- _Task description_
Skip the pictures and extract all of the lines exactly as written.

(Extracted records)
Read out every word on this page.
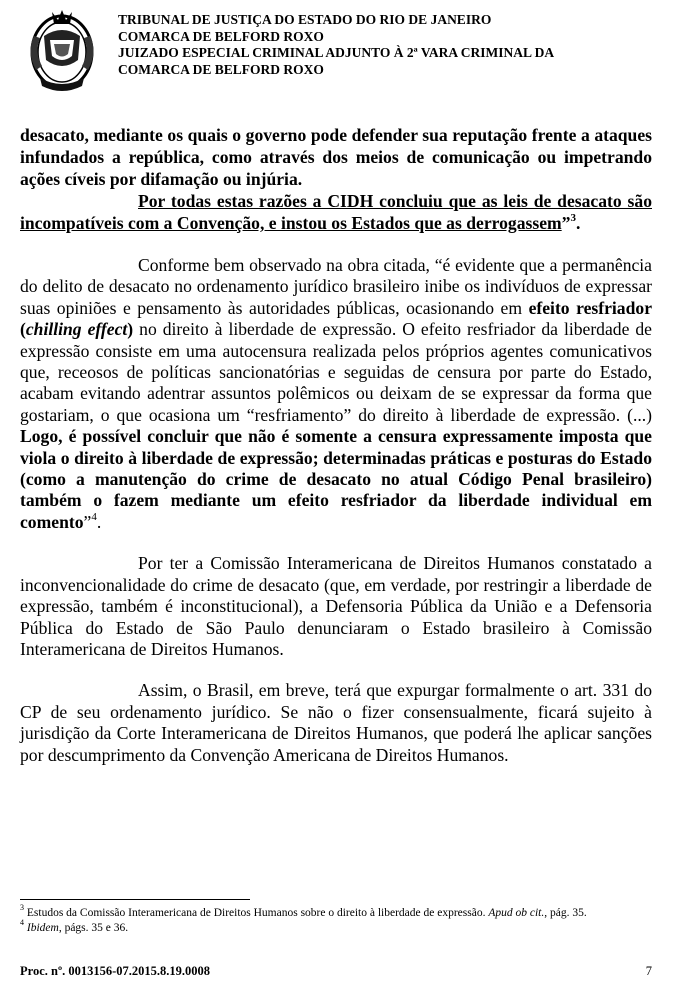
TRIBUNAL DE JUSTIÇA DO ESTADO DO RIO DE JANEIRO
COMARCA DE BELFORD ROXO
JUIZADO ESPECIAL CRIMINAL ADJUNTO À 2ª VARA CRIMINAL DA
COMARCA DE BELFORD ROXO

desacato, mediante os quais o governo pode defender sua reputação frente a ataques infundados a república, como através dos meios de comunicação ou impetrando ações cíveis por difamação ou injúria.

Por todas estas razões a CIDH concluiu que as leis de desacato são incompatíveis com a Convenção, e instou os Estados que as derrogassem”$^3$.

Conforme bem observado na obra citada, “é evidente que a permanência do delito de desacato no ordenamento jurídico brasileiro inibe os indivíduos de expressar suas opiniões e pensamento às autoridades públicas, ocasionando em efeito resfriador (chilling effect) no direito à liberdade de expressão. O efeito resfriador da liberdade de expressão consiste em uma autocensura realizada pelos próprios agentes comunicativos que, receosos de políticas sancionatórias e seguidas de censura por parte do Estado, acabam evitando adentrar assuntos polêmicos ou deixam de se expressar da forma que gostariam, o que ocasiona um “resfriamento” do direito à liberdade de expressão. (...) Logo, é possível concluir que não é somente a censura expressamente imposta que viola o direito à liberdade de expressão; determinadas práticas e posturas do Estado (como a manutenção do crime de desacato no atual Código Penal brasileiro) também o fazem mediante um efeito resfriador da liberdade individual em comento”$^4$.

Por ter a Comissão Interamericana de Direitos Humanos constatado a inconvencionalidade do crime de desacato (que, em verdade, por restringir a liberdade de expressão, também é inconstitucional), a Defensoria Pública da União e a Defensoria Pública do Estado de São Paulo denunciaram o Estado brasileiro à Comissão Interamericana de Direitos Humanos.

Assim, o Brasil, em breve, terá que expurgar formalmente o art. 331 do CP de seu ordenamento jurídico. Se não o fizer consensualmente, ficará sujeito à jurisdição da Corte Interamericana de Direitos Humanos, que poderá lhe aplicar sanções por descumprimento da Convenção Americana de Direitos Humanos.

$^3$ Estudos da Comissão Interamericana de Direitos Humanos sobre o direito à liberdade de expressão. Apud ob cit., pág. 35.
$^4$ Ibidem, págs. 35 e 36.
Proc. nº. 0013156-07.2015.8.19.0008	7
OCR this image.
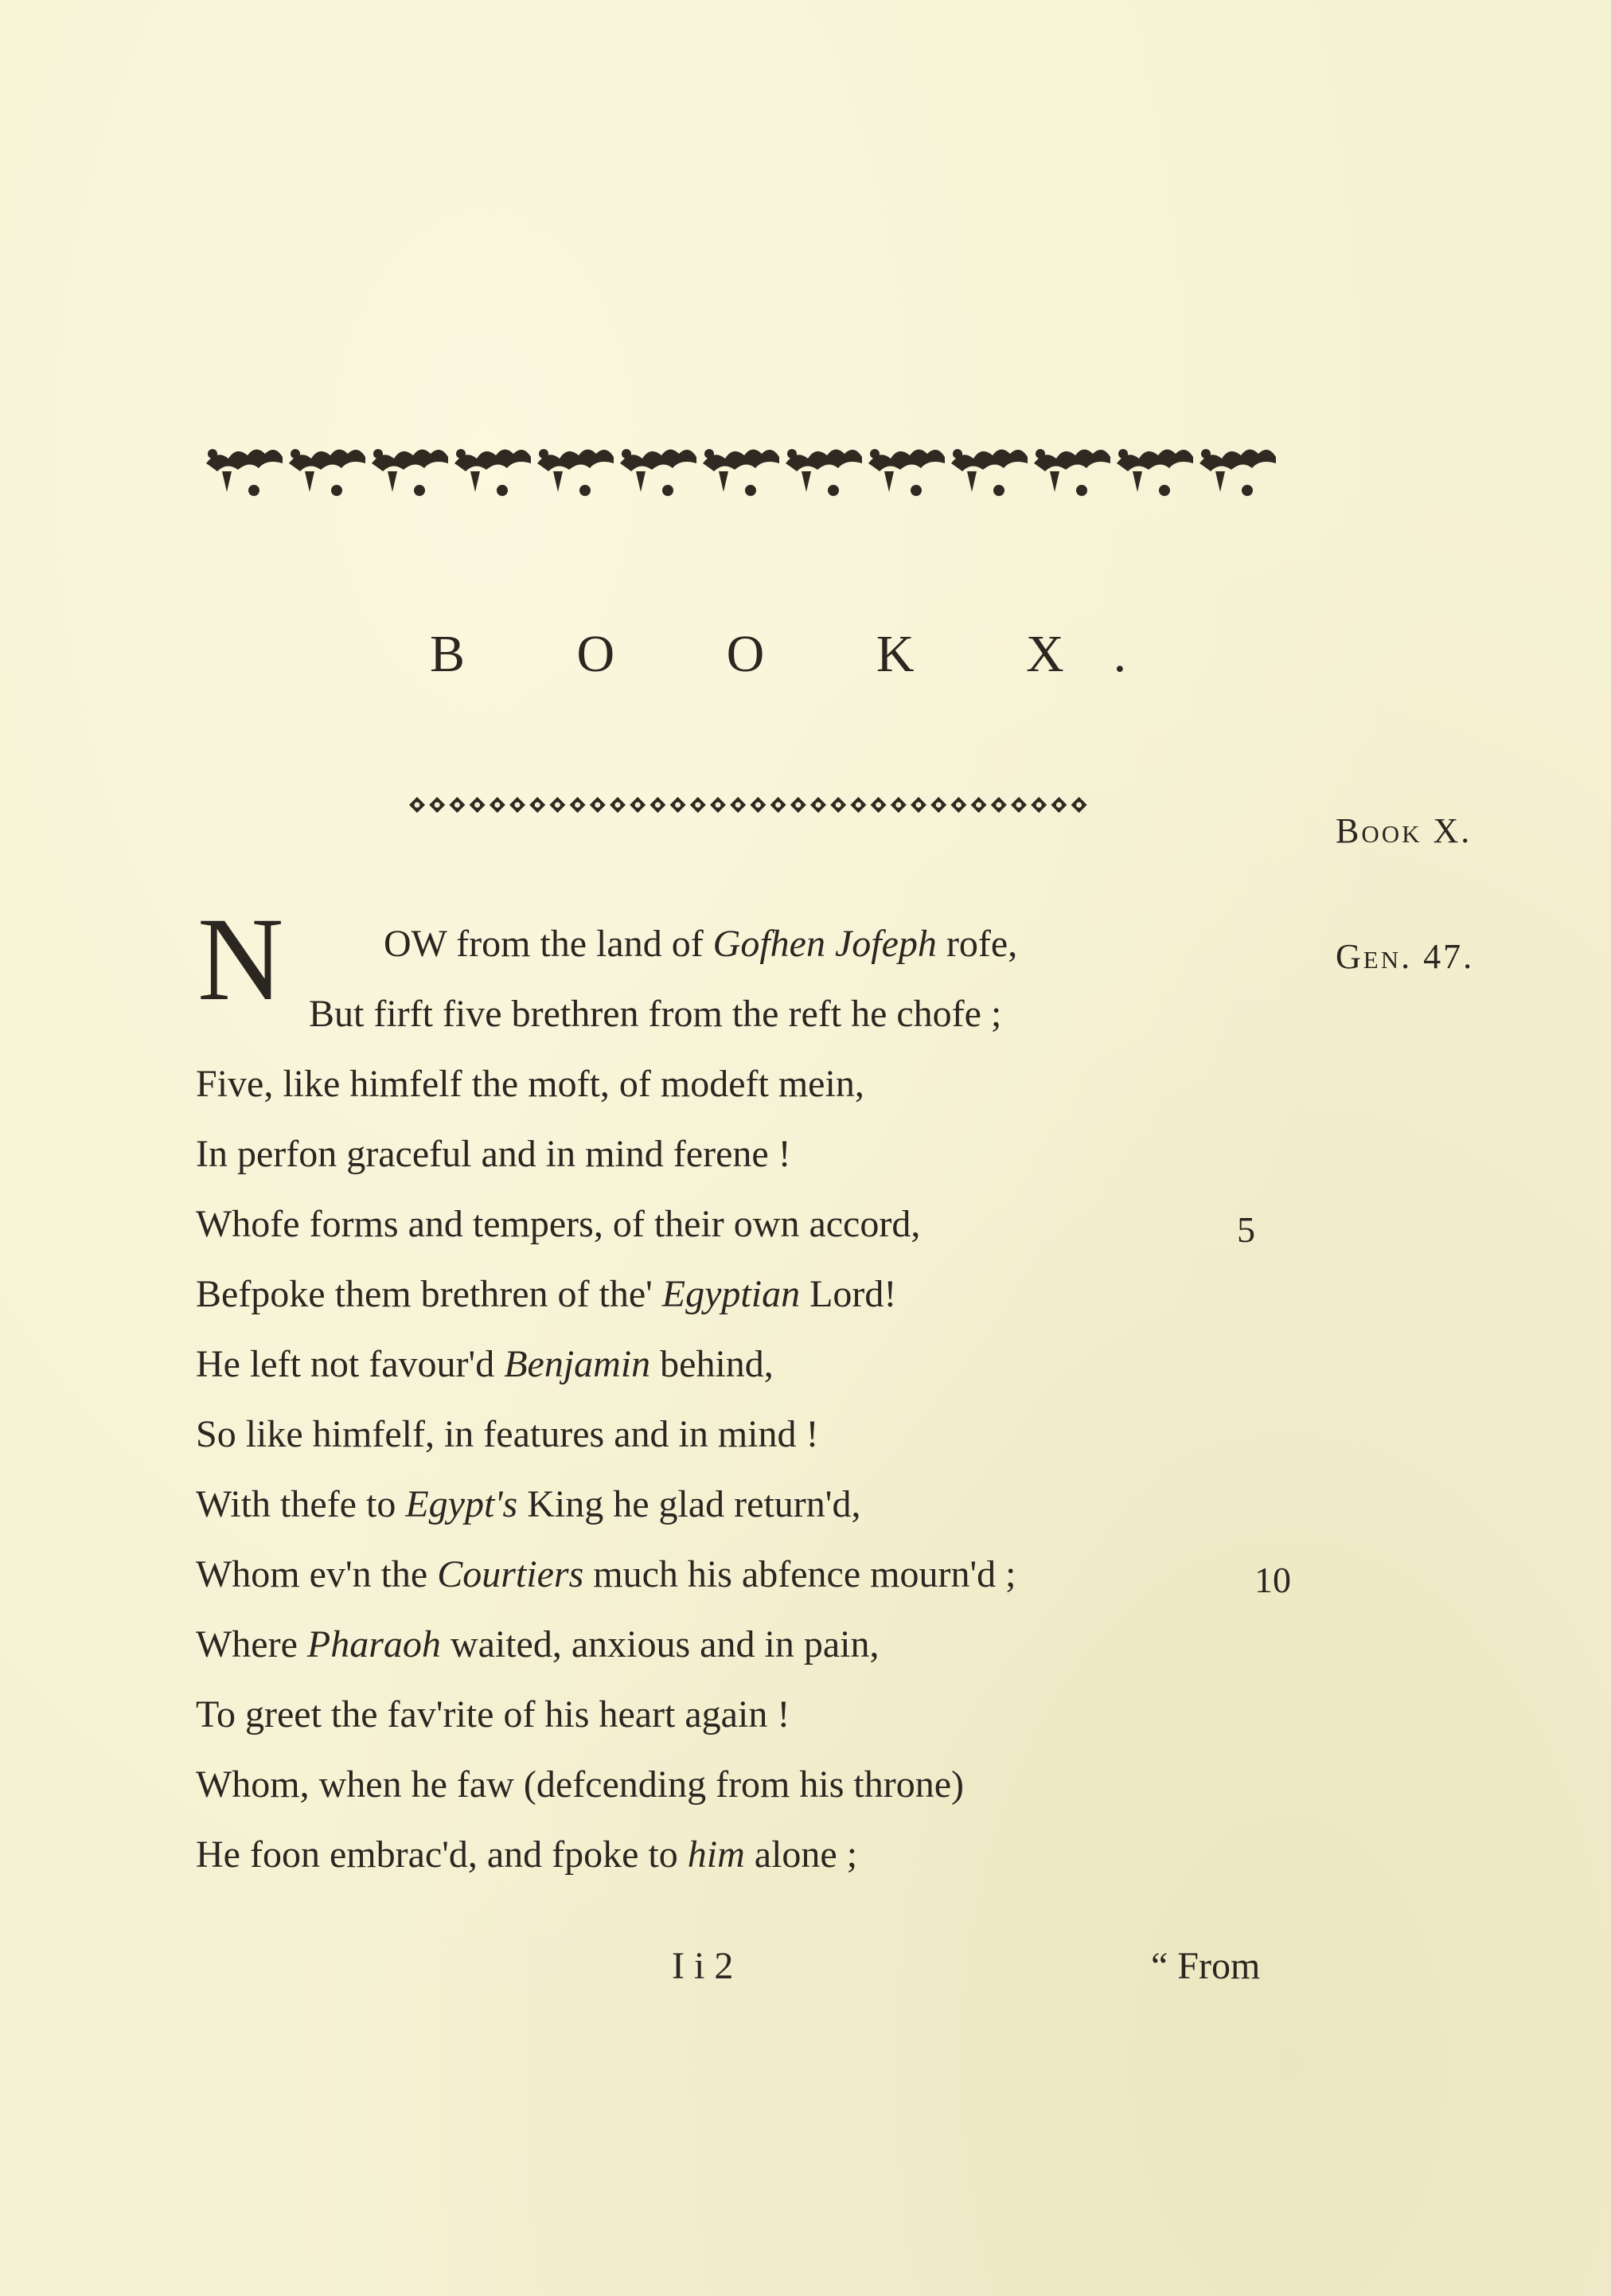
B O O K X.
Book X.
Gen. 47.
N	OW from the land of Gofhen Jofeph rofe,
But firft five brethren from the reft he chofe ;
Five, like himfelf the moft, of modeft mein,
In perfon graceful and in mind ferene !
Whofe forms and tempers, of their own accord,	5
Befpoke them brethren of the' Egyptian Lord!
He left not favour'd Benjamin behind,
So like himfelf, in features and in mind !
With thefe to Egypt's King he glad return'd,
Whom ev'n the Courtiers much his abfence mourn'd ;	10
Where Pharaoh waited, anxious and in pain,
To greet the fav'rite of his heart again !
Whom, when he faw (defcending from his throne)
He foon embrac'd, and fpoke to him alone ;
I i 2	“ From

- _Result_
Read out every word on this page.
TRIBUNAL DE JUSTIÇA DO ESTADO DO RIO DE JANEIRO
COMARCA DE BELFORD ROXO
JUIZADO ESPECIAL CRIMINAL ADJUNTO À 2ª VARA CRIMINAL DA
COMARCA DE BELFORD ROXO

desacato, mediante os quais o governo pode defender sua reputação frente a ataques infundados a república, como através dos meios de comunicação ou impetrando ações cíveis por difamação ou injúria.

Por todas estas razões a CIDH concluiu que as leis de desacato são incompatíveis com a Convenção, e instou os Estados que as derrogassem”$^3$.

Conforme bem observado na obra citada, “é evidente que a permanência do delito de desacato no ordenamento jurídico brasileiro inibe os indivíduos de expressar suas opiniões e pensamento às autoridades públicas, ocasionando em efeito resfriador (chilling effect) no direito à liberdade de expressão. O efeito resfriador da liberdade de expressão consiste em uma autocensura realizada pelos próprios agentes comunicativos que, receosos de políticas sancionatórias e seguidas de censura por parte do Estado, acabam evitando adentrar assuntos polêmicos ou deixam de se expressar da forma que gostariam, o que ocasiona um “resfriamento” do direito à liberdade de expressão. (...) Logo, é possível concluir que não é somente a censura expressamente imposta que viola o direito à liberdade de expressão; determinadas práticas e posturas do Estado (como a manutenção do crime de desacato no atual Código Penal brasileiro) também o fazem mediante um efeito resfriador da liberdade individual em comento”$^4$.

Por ter a Comissão Interamericana de Direitos Humanos constatado a inconvencionalidade do crime de desacato (que, em verdade, por restringir a liberdade de expressão, também é inconstitucional), a Defensoria Pública da União e a Defensoria Pública do Estado de São Paulo denunciaram o Estado brasileiro à Comissão Interamericana de Direitos Humanos.

Assim, o Brasil, em breve, terá que expurgar formalmente o art. 331 do CP de seu ordenamento jurídico. Se não o fizer consensualmente, ficará sujeito à jurisdição da Corte Interamericana de Direitos Humanos, que poderá lhe aplicar sanções por descumprimento da Convenção Americana de Direitos Humanos.

$^3$ Estudos da Comissão Interamericana de Direitos Humanos sobre o direito à liberdade de expressão. Apud ob cit., pág. 35.
$^4$ Ibidem, págs. 35 e 36.
Proc. nº. 0013156-07.2015.8.19.0008	7
OCR this image.
B O O K X.
Book X.
Gen. 47.
N	OW from the land of Gofhen Jofeph rofe,
But firft five brethren from the reft he chofe ;
Five, like himfelf the moft, of modeft mein,
In perfon graceful and in mind ferene !
Whofe forms and tempers, of their own accord,	5
Befpoke them brethren of the' Egyptian Lord!
He left not favour'd Benjamin behind,
So like himfelf, in features and in mind !
With thefe to Egypt's King he glad return'd,
Whom ev'n the Courtiers much his abfence mourn'd ;	10
Where Pharaoh waited, anxious and in pain,
To greet the fav'rite of his heart again !
Whom, when he faw (defcending from his throne)
He foon embrac'd, and fpoke to him alone ;
I i 2	“ From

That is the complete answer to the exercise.